▶ _OBJECTIVE_: Find every line in the records that holds the string "image". Copy each one.

▶ _EXTRACTED RECORDS_:

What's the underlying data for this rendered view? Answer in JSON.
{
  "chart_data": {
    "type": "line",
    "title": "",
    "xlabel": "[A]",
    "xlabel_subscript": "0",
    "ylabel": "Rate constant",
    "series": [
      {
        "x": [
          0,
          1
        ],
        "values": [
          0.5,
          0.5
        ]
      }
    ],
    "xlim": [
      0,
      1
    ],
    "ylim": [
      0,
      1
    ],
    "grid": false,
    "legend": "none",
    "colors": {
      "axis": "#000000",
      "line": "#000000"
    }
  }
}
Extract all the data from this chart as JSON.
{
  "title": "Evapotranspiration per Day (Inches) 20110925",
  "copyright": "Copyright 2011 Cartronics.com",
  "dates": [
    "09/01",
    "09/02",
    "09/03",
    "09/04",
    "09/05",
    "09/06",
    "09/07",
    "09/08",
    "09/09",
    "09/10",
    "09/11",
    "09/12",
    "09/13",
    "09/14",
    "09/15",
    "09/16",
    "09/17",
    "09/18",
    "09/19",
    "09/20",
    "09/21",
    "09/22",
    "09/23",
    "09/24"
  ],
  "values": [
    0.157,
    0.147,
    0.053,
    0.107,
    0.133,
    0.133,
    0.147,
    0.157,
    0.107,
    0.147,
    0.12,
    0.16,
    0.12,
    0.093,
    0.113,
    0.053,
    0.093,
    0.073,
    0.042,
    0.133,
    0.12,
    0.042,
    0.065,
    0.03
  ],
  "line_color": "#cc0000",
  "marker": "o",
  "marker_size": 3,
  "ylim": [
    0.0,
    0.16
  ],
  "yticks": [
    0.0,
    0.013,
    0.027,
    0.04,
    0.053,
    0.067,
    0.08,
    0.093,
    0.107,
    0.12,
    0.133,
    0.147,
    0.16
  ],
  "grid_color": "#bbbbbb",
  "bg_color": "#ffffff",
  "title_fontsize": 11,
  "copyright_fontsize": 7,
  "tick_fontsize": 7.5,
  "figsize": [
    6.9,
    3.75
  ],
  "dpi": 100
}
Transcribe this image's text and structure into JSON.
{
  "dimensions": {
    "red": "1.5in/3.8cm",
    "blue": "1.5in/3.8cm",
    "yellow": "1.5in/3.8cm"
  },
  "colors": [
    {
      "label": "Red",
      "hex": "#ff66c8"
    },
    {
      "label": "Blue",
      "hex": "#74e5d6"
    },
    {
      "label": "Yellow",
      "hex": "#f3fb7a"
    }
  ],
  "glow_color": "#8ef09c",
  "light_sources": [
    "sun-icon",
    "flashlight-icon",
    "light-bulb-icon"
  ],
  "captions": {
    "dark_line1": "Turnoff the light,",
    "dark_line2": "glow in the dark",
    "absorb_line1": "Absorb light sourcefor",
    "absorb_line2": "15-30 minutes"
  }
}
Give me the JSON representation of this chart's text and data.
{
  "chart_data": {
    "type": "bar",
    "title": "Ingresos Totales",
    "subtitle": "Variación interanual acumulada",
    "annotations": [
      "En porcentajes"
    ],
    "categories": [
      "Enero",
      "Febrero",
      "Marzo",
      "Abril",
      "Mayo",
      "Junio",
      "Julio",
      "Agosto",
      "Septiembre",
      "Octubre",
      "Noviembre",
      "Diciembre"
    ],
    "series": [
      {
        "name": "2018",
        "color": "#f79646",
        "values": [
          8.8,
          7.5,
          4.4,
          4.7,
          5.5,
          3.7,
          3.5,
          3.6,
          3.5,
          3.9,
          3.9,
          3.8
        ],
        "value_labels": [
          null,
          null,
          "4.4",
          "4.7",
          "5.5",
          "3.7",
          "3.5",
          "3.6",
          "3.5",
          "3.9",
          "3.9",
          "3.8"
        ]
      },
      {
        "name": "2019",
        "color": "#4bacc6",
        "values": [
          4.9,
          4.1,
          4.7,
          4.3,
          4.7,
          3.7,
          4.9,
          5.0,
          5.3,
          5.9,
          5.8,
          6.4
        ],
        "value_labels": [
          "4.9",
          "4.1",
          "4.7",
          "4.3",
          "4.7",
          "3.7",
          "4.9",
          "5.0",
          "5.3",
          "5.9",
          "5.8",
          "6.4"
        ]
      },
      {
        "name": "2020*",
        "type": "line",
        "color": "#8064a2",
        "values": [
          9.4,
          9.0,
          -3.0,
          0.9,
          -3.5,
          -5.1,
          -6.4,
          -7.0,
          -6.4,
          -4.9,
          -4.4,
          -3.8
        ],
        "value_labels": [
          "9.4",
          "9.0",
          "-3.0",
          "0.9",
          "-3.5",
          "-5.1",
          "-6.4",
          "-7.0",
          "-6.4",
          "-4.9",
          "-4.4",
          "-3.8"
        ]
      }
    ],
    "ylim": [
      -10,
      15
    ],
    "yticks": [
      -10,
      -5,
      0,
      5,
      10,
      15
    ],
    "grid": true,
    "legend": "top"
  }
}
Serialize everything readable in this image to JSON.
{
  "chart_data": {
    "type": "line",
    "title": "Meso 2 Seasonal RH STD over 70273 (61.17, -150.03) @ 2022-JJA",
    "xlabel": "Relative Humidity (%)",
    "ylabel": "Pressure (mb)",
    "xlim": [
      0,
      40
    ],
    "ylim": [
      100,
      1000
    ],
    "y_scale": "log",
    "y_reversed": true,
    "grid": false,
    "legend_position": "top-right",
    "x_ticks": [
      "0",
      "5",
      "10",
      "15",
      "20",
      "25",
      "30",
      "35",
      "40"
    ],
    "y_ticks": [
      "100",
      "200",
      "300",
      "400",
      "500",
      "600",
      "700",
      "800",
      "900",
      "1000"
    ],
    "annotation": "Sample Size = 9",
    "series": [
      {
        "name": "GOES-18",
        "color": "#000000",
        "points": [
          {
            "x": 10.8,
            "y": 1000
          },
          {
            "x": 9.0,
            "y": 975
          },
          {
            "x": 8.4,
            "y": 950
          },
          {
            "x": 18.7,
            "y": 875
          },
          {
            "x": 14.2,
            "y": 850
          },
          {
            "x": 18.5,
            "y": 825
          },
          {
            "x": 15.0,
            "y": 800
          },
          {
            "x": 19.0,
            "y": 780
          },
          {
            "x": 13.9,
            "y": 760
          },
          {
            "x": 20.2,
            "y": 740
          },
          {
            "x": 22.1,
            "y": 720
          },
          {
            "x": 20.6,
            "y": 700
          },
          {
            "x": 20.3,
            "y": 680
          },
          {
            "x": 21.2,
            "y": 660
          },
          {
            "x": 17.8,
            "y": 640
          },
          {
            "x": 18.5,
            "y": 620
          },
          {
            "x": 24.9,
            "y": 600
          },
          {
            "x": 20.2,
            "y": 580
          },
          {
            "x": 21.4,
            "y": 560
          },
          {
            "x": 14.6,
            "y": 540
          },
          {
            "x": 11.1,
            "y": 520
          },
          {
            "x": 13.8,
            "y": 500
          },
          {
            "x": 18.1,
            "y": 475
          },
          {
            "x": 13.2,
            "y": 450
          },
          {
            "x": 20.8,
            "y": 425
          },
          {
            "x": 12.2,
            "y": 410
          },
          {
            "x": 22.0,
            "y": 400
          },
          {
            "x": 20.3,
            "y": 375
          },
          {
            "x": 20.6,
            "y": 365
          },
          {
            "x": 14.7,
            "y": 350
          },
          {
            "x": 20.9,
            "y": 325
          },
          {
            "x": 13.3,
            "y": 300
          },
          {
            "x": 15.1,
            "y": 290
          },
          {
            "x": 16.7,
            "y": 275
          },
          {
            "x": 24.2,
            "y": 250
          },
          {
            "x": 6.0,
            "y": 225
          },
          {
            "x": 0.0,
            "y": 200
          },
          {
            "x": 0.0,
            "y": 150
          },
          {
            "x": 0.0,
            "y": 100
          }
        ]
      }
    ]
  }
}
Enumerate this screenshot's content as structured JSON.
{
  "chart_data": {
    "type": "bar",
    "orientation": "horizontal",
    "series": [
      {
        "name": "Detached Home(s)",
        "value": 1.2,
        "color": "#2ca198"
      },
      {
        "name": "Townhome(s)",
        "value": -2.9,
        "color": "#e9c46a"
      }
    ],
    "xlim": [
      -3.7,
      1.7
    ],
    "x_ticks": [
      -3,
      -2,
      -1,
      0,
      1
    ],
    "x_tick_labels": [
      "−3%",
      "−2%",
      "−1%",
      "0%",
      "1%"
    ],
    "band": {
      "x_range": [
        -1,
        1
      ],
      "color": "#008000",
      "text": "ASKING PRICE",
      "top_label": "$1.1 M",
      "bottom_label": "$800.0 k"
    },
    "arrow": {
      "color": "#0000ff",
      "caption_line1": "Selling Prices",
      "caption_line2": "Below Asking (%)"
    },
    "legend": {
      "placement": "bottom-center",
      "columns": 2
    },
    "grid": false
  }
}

▶ _FINAL ANSWER_:
Transcribe this image's text and structure into JSON.
Serialize everything readable in this image to JSON.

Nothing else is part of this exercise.